>> start RECORDS SHOWN

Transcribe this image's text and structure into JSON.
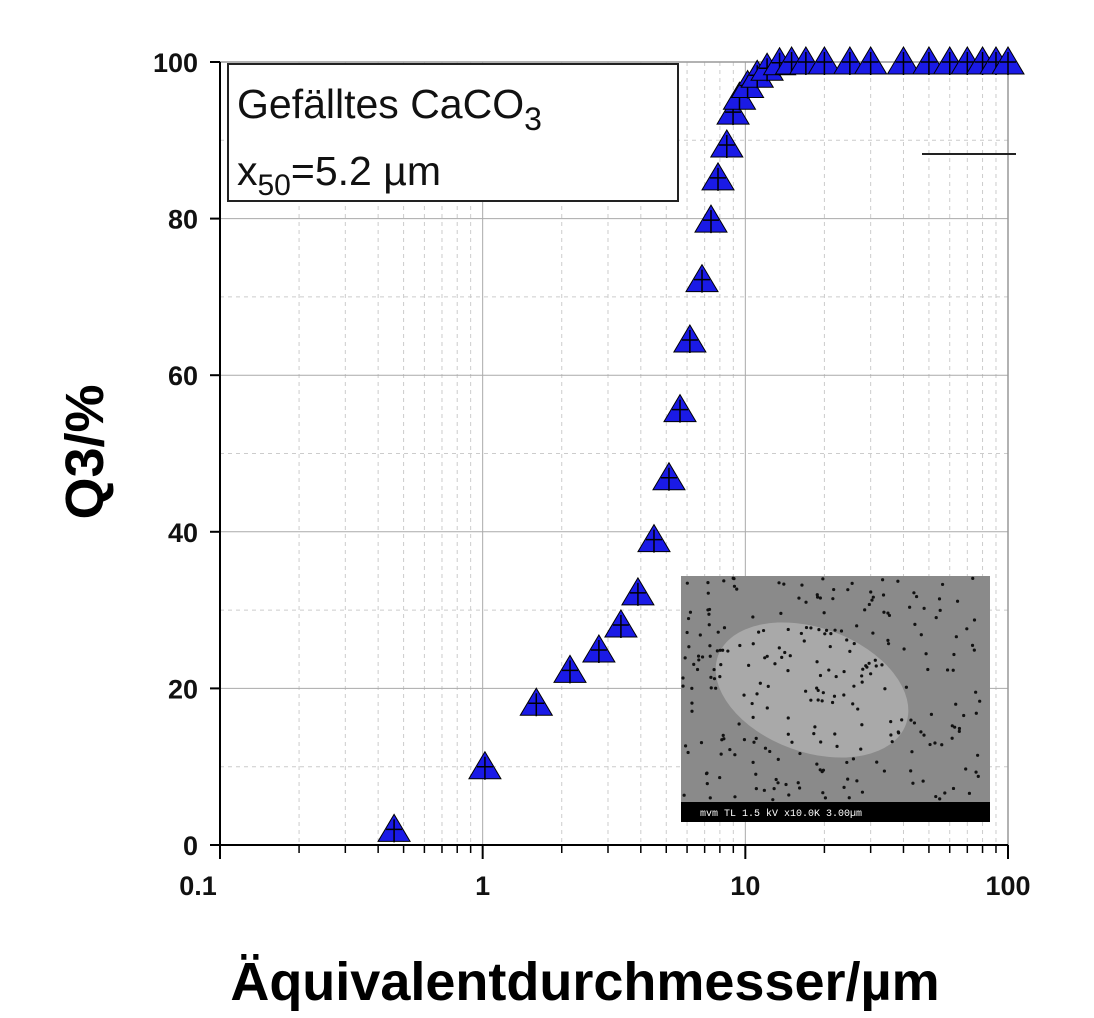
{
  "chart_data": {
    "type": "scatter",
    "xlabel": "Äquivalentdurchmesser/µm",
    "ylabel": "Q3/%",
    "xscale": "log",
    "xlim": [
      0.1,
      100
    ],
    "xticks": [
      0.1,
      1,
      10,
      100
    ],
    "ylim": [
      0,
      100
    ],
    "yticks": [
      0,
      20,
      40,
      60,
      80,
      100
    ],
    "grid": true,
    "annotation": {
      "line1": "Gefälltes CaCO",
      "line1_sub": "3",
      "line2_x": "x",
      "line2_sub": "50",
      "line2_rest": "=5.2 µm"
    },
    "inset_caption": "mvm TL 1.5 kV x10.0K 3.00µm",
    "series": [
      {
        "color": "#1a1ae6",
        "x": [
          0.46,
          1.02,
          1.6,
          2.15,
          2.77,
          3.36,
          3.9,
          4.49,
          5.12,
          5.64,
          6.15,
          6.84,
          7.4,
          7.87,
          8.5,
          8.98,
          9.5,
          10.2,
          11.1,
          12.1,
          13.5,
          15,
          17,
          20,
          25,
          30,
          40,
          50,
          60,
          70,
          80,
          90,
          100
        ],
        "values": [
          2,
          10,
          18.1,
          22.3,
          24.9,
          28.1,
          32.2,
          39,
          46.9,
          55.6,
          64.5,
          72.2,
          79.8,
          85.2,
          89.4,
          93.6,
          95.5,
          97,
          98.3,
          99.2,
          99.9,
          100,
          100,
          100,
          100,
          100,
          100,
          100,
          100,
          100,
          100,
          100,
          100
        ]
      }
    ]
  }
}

>> end RECORDS SHOWN

### EXERCISE REQUIREMENTS
Reproduce all the entries that precede this task, word for word, minus any pictures.

### RESULT BELOW
Transcribe this image's text and structure into JSON.
{
  "chart_data": {
    "type": "scatter",
    "xlabel": "Äquivalentdurchmesser/µm",
    "ylabel": "Q3/%",
    "xscale": "log",
    "xlim": [
      0.1,
      100
    ],
    "xticks": [
      0.1,
      1,
      10,
      100
    ],
    "ylim": [
      0,
      100
    ],
    "yticks": [
      0,
      20,
      40,
      60,
      80,
      100
    ],
    "grid": true,
    "annotation": {
      "line1": "Gefälltes CaCO",
      "line1_sub": "3",
      "line2_x": "x",
      "line2_sub": "50",
      "line2_rest": "=5.2 µm"
    },
    "inset_caption": "mvm TL 1.5 kV x10.0K 3.00µm",
    "series": [
      {
        "color": "#1a1ae6",
        "x": [
          0.46,
          1.02,
          1.6,
          2.15,
          2.77,
          3.36,
          3.9,
          4.49,
          5.12,
          5.64,
          6.15,
          6.84,
          7.4,
          7.87,
          8.5,
          8.98,
          9.5,
          10.2,
          11.1,
          12.1,
          13.5,
          15,
          17,
          20,
          25,
          30,
          40,
          50,
          60,
          70,
          80,
          90,
          100
        ],
        "values": [
          2,
          10,
          18.1,
          22.3,
          24.9,
          28.1,
          32.2,
          39,
          46.9,
          55.6,
          64.5,
          72.2,
          79.8,
          85.2,
          89.4,
          93.6,
          95.5,
          97,
          98.3,
          99.2,
          99.9,
          100,
          100,
          100,
          100,
          100,
          100,
          100,
          100,
          100,
          100,
          100,
          100
        ]
      }
    ]
  }
}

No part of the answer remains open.